▶ [What the task asks]
Omit all pictures. Copy exactly the lines from the line containing "What's the underlying" to the end of the listing, with both ends included.

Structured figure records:
* BEGIN *

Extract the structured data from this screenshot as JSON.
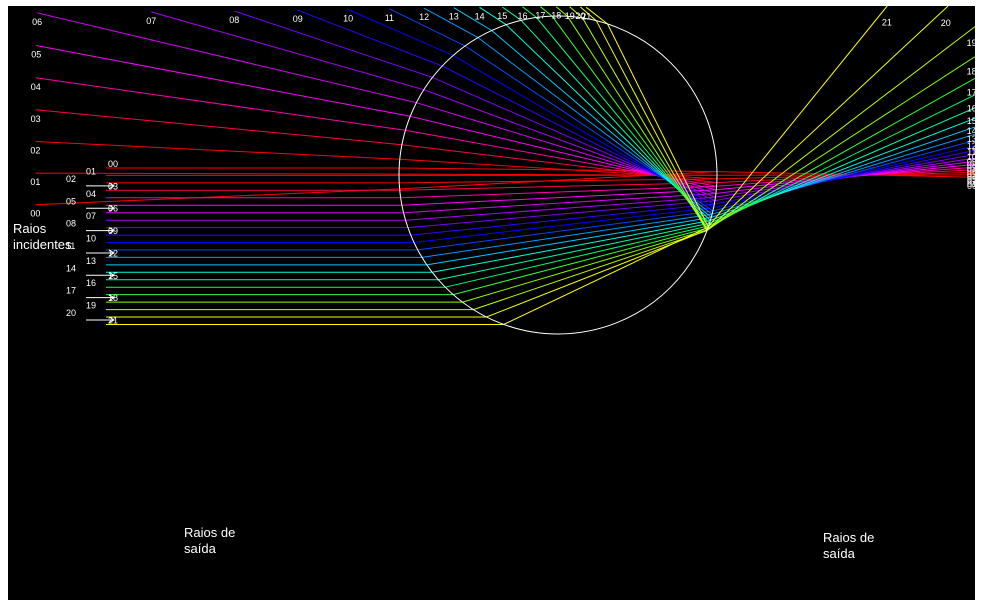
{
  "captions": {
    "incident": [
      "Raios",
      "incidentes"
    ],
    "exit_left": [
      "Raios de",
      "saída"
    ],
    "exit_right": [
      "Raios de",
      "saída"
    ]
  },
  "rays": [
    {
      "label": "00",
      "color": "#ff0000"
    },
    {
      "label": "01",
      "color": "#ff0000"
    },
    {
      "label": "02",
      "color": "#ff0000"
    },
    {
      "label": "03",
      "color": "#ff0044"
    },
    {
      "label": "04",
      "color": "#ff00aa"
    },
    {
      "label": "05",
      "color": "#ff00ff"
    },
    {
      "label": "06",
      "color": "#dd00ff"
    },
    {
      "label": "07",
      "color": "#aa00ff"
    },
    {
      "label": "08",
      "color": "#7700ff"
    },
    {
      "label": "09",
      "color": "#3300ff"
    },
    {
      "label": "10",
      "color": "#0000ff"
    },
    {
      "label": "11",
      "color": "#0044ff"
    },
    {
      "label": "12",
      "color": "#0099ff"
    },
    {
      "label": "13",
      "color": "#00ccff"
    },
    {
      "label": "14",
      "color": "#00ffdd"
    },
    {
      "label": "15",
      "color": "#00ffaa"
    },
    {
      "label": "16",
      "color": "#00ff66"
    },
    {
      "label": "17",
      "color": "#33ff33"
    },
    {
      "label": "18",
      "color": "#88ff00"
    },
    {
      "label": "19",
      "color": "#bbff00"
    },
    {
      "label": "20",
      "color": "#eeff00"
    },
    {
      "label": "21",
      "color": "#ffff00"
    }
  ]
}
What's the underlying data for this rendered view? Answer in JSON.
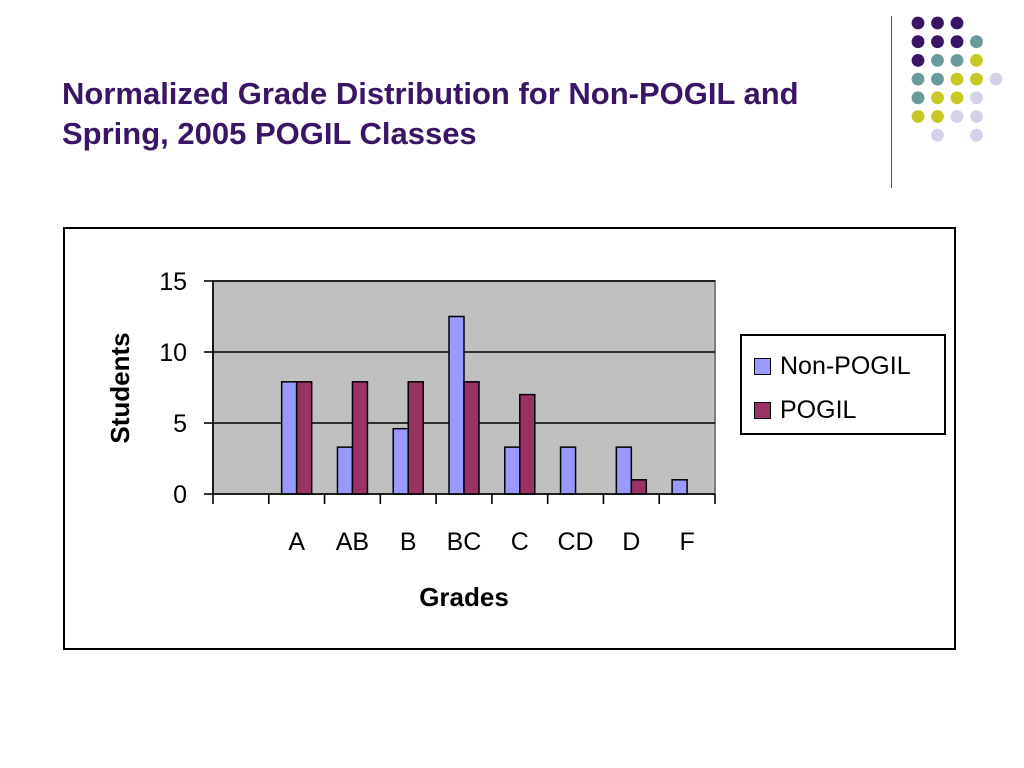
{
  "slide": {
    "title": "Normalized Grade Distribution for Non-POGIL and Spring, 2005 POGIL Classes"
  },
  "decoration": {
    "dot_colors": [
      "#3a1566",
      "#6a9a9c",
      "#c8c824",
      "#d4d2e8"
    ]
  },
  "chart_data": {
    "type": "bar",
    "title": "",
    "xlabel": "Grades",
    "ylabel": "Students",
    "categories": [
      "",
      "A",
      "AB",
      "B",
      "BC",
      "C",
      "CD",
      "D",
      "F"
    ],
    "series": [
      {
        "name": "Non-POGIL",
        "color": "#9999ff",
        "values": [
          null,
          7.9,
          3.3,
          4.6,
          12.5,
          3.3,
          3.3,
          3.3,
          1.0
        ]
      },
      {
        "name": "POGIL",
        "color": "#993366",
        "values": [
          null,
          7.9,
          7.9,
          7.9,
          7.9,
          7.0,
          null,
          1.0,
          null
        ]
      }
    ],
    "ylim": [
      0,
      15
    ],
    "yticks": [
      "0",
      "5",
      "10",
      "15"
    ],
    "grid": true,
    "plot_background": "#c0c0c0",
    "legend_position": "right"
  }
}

* END *

▶ [Task result]
What's the underlying data for this rendered view? Answer in JSON.
{
  "slide": {
    "title": "Normalized Grade Distribution for Non-POGIL and Spring, 2005 POGIL Classes"
  },
  "decoration": {
    "dot_colors": [
      "#3a1566",
      "#6a9a9c",
      "#c8c824",
      "#d4d2e8"
    ]
  },
  "chart_data": {
    "type": "bar",
    "title": "",
    "xlabel": "Grades",
    "ylabel": "Students",
    "categories": [
      "",
      "A",
      "AB",
      "B",
      "BC",
      "C",
      "CD",
      "D",
      "F"
    ],
    "series": [
      {
        "name": "Non-POGIL",
        "color": "#9999ff",
        "values": [
          null,
          7.9,
          3.3,
          4.6,
          12.5,
          3.3,
          3.3,
          3.3,
          1.0
        ]
      },
      {
        "name": "POGIL",
        "color": "#993366",
        "values": [
          null,
          7.9,
          7.9,
          7.9,
          7.9,
          7.0,
          null,
          1.0,
          null
        ]
      }
    ],
    "ylim": [
      0,
      15
    ],
    "yticks": [
      "0",
      "5",
      "10",
      "15"
    ],
    "grid": true,
    "plot_background": "#c0c0c0",
    "legend_position": "right"
  }
}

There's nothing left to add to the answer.